(Collection entries)
══════════
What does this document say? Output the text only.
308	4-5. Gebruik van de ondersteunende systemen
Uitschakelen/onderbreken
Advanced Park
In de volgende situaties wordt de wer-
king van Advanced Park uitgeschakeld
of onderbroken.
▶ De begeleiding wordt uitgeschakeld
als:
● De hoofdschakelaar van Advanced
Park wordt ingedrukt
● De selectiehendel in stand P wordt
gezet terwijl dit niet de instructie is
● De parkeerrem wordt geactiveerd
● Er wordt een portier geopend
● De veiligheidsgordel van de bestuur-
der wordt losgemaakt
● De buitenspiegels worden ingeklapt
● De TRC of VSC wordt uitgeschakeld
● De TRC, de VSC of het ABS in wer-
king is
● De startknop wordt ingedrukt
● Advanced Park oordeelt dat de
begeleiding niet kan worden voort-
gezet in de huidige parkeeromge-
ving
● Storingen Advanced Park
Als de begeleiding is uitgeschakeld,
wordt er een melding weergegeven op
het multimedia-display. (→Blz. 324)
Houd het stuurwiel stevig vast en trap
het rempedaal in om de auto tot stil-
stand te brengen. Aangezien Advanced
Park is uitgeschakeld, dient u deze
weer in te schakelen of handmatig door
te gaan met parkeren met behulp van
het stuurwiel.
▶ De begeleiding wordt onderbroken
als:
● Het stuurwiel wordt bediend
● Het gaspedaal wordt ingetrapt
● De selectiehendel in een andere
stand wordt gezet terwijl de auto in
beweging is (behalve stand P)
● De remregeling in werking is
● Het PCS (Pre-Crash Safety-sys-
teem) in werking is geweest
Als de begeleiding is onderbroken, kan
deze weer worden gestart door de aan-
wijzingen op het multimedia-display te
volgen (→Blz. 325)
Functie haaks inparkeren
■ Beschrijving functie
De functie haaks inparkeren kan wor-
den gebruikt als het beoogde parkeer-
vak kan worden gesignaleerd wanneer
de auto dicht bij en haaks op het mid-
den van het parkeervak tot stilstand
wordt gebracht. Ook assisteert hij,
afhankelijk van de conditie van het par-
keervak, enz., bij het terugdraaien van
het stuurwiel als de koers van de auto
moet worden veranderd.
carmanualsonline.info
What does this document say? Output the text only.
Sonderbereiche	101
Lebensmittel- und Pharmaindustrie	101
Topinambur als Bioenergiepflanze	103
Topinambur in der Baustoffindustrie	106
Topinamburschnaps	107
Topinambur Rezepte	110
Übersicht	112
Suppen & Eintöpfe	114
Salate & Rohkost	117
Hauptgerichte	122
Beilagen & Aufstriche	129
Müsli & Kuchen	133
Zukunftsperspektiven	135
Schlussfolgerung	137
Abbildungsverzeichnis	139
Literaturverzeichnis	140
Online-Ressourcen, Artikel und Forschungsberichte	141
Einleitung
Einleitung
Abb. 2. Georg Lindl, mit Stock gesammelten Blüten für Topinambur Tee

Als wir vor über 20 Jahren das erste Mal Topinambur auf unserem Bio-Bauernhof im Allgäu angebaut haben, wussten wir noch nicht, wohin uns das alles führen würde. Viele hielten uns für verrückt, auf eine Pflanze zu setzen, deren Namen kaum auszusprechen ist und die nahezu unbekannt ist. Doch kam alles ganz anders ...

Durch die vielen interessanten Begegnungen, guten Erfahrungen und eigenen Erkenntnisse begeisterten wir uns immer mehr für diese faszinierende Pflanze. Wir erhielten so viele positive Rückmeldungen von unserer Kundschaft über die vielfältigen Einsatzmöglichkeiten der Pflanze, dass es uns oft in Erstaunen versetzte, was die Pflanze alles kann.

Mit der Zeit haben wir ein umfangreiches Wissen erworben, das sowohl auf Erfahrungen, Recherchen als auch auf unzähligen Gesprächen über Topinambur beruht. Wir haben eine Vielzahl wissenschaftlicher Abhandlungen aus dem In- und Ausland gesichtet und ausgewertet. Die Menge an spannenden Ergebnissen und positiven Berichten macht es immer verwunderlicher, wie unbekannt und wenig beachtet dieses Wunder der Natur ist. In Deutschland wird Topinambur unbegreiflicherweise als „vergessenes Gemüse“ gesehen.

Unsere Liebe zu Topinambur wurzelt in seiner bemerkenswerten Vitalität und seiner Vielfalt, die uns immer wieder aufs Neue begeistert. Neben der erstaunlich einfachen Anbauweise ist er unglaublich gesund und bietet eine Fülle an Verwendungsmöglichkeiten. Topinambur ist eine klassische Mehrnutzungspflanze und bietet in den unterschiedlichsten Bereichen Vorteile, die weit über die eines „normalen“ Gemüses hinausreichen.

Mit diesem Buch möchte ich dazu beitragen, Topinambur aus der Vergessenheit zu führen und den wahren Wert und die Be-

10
══════════
YOUR OBJECTIVE » All of the records must be retyped exactly as they are.

RESULT OF THE EXERCISE »
What does this document say? Output the text only.
308	4-5. Gebruik van de ondersteunende systemen
Uitschakelen/onderbreken
Advanced Park
In de volgende situaties wordt de wer-
king van Advanced Park uitgeschakeld
of onderbroken.
▶ De begeleiding wordt uitgeschakeld
als:
● De hoofdschakelaar van Advanced
Park wordt ingedrukt
● De selectiehendel in stand P wordt
gezet terwijl dit niet de instructie is
● De parkeerrem wordt geactiveerd
● Er wordt een portier geopend
● De veiligheidsgordel van de bestuur-
der wordt losgemaakt
● De buitenspiegels worden ingeklapt
● De TRC of VSC wordt uitgeschakeld
● De TRC, de VSC of het ABS in wer-
king is
● De startknop wordt ingedrukt
● Advanced Park oordeelt dat de
begeleiding niet kan worden voort-
gezet in de huidige parkeeromge-
ving
● Storingen Advanced Park
Als de begeleiding is uitgeschakeld,
wordt er een melding weergegeven op
het multimedia-display. (→Blz. 324)
Houd het stuurwiel stevig vast en trap
het rempedaal in om de auto tot stil-
stand te brengen. Aangezien Advanced
Park is uitgeschakeld, dient u deze
weer in te schakelen of handmatig door
te gaan met parkeren met behulp van
het stuurwiel.
▶ De begeleiding wordt onderbroken
als:
● Het stuurwiel wordt bediend
● Het gaspedaal wordt ingetrapt
● De selectiehendel in een andere
stand wordt gezet terwijl de auto in
beweging is (behalve stand P)
● De remregeling in werking is
● Het PCS (Pre-Crash Safety-sys-
teem) in werking is geweest
Als de begeleiding is onderbroken, kan
deze weer worden gestart door de aan-
wijzingen op het multimedia-display te
volgen (→Blz. 325)
Functie haaks inparkeren
■ Beschrijving functie
De functie haaks inparkeren kan wor-
den gebruikt als het beoogde parkeer-
vak kan worden gesignaleerd wanneer
de auto dicht bij en haaks op het mid-
den van het parkeervak tot stilstand
wordt gebracht. Ook assisteert hij,
afhankelijk van de conditie van het par-
keervak, enz., bij het terugdraaien van
het stuurwiel als de koers van de auto
moet worden veranderd.
carmanualsonline.info
What does this document say? Output the text only.
Sonderbereiche	101
Lebensmittel- und Pharmaindustrie	101
Topinambur als Bioenergiepflanze	103
Topinambur in der Baustoffindustrie	106
Topinamburschnaps	107
Topinambur Rezepte	110
Übersicht	112
Suppen & Eintöpfe	114
Salate & Rohkost	117
Hauptgerichte	122
Beilagen & Aufstriche	129
Müsli & Kuchen	133
Zukunftsperspektiven	135
Schlussfolgerung	137
Abbildungsverzeichnis	139
Literaturverzeichnis	140
Online-Ressourcen, Artikel und Forschungsberichte	141
Einleitung
Einleitung
Abb. 2. Georg Lindl, mit Stock gesammelten Blüten für Topinambur Tee

Als wir vor über 20 Jahren das erste Mal Topinambur auf unserem Bio-Bauernhof im Allgäu angebaut haben, wussten wir noch nicht, wohin uns das alles führen würde. Viele hielten uns für verrückt, auf eine Pflanze zu setzen, deren Namen kaum auszusprechen ist und die nahezu unbekannt ist. Doch kam alles ganz anders ...

Durch die vielen interessanten Begegnungen, guten Erfahrungen und eigenen Erkenntnisse begeisterten wir uns immer mehr für diese faszinierende Pflanze. Wir erhielten so viele positive Rückmeldungen von unserer Kundschaft über die vielfältigen Einsatzmöglichkeiten der Pflanze, dass es uns oft in Erstaunen versetzte, was die Pflanze alles kann.

Mit der Zeit haben wir ein umfangreiches Wissen erworben, das sowohl auf Erfahrungen, Recherchen als auch auf unzähligen Gesprächen über Topinambur beruht. Wir haben eine Vielzahl wissenschaftlicher Abhandlungen aus dem In- und Ausland gesichtet und ausgewertet. Die Menge an spannenden Ergebnissen und positiven Berichten macht es immer verwunderlicher, wie unbekannt und wenig beachtet dieses Wunder der Natur ist. In Deutschland wird Topinambur unbegreiflicherweise als „vergessenes Gemüse“ gesehen.

Unsere Liebe zu Topinambur wurzelt in seiner bemerkenswerten Vitalität und seiner Vielfalt, die uns immer wieder aufs Neue begeistert. Neben der erstaunlich einfachen Anbauweise ist er unglaublich gesund und bietet eine Fülle an Verwendungsmöglichkeiten. Topinambur ist eine klassische Mehrnutzungspflanze und bietet in den unterschiedlichsten Bereichen Vorteile, die weit über die eines „normalen“ Gemüses hinausreichen.

Mit diesem Buch möchte ich dazu beitragen, Topinambur aus der Vergessenheit zu führen und den wahren Wert und die Be-

10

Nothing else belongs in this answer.